**TASK DESCRIPTION:**
Look through the data and write out every line with the word "here" in it.

Collection entries
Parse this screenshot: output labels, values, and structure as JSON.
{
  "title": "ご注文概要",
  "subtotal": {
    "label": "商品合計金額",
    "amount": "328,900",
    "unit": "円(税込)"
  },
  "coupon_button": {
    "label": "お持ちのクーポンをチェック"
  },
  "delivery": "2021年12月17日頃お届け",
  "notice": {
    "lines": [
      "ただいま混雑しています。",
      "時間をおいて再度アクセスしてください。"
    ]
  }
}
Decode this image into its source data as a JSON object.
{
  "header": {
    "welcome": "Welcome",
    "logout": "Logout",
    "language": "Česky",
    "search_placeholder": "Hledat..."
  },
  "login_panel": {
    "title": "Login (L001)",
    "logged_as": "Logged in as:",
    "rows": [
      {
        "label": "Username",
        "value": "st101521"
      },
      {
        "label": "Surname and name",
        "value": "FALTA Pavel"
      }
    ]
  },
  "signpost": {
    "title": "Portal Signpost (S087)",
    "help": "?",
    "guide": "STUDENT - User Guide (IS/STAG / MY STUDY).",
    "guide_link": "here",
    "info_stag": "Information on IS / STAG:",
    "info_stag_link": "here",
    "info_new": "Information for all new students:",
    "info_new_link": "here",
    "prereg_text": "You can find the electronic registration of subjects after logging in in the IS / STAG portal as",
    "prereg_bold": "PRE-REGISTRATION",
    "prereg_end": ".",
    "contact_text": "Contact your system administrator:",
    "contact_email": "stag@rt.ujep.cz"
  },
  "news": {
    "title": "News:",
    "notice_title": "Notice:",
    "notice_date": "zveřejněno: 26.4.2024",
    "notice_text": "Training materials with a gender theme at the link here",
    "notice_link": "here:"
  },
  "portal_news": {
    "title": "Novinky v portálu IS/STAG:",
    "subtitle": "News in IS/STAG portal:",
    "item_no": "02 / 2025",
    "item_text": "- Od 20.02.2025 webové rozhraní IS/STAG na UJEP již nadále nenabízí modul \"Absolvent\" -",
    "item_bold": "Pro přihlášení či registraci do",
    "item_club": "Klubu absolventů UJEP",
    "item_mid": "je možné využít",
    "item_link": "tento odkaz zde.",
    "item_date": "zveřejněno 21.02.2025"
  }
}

**SOLVED PROBLEM:**
    "guide_link": "here",
    "info_stag_link": "here",
    "info_new_link": "here",
    "notice_text": "Training materials with a gender theme at the link here",
    "notice_link": "here:"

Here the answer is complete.